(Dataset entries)
---

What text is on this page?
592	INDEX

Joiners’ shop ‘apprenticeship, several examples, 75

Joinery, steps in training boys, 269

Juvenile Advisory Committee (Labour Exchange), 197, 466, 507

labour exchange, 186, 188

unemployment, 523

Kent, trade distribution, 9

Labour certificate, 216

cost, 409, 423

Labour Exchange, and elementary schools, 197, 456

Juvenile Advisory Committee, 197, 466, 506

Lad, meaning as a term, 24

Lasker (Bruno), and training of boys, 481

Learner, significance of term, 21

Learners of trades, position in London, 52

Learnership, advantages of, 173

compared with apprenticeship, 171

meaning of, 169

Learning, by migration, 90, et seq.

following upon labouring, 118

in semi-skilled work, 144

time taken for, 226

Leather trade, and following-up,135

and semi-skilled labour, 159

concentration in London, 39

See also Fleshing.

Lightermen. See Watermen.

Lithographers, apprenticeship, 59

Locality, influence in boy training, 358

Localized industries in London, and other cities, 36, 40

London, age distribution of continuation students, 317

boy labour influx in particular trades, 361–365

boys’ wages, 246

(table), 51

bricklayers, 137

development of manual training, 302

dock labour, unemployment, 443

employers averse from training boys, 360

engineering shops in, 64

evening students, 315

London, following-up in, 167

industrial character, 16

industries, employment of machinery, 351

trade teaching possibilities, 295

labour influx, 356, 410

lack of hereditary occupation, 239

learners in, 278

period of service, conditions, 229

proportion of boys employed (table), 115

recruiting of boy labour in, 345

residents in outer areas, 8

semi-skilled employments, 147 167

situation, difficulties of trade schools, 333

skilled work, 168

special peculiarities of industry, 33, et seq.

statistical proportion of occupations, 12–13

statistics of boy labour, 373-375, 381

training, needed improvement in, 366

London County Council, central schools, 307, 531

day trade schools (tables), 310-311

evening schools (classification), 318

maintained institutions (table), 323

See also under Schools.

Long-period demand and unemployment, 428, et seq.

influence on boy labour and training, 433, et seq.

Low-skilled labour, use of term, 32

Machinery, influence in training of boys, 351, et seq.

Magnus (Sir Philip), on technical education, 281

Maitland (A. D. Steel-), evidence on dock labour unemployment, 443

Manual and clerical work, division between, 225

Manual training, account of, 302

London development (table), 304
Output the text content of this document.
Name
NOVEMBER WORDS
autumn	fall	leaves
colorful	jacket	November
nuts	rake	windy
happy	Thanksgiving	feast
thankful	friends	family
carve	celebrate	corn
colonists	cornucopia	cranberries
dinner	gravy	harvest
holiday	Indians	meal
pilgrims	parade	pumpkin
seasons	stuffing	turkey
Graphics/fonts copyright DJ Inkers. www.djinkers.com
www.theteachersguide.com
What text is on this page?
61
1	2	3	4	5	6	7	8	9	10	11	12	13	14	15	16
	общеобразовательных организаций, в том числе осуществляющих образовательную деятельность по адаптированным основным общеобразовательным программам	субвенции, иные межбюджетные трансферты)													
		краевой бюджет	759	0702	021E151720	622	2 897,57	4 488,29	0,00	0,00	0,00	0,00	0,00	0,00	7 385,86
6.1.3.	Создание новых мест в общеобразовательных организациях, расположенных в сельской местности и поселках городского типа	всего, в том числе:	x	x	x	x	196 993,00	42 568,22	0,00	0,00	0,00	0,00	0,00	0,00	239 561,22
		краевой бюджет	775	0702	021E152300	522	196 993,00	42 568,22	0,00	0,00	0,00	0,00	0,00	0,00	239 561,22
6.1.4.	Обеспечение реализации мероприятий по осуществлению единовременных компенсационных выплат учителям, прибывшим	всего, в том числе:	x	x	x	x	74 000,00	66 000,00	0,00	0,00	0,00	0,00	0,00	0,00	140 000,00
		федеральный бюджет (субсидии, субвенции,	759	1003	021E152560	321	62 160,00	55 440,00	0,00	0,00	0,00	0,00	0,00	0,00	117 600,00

---

What the exercise asks: Looking at the entries above, how many lines contain the word "influx"? Answer with the number alone.

Written solution: 2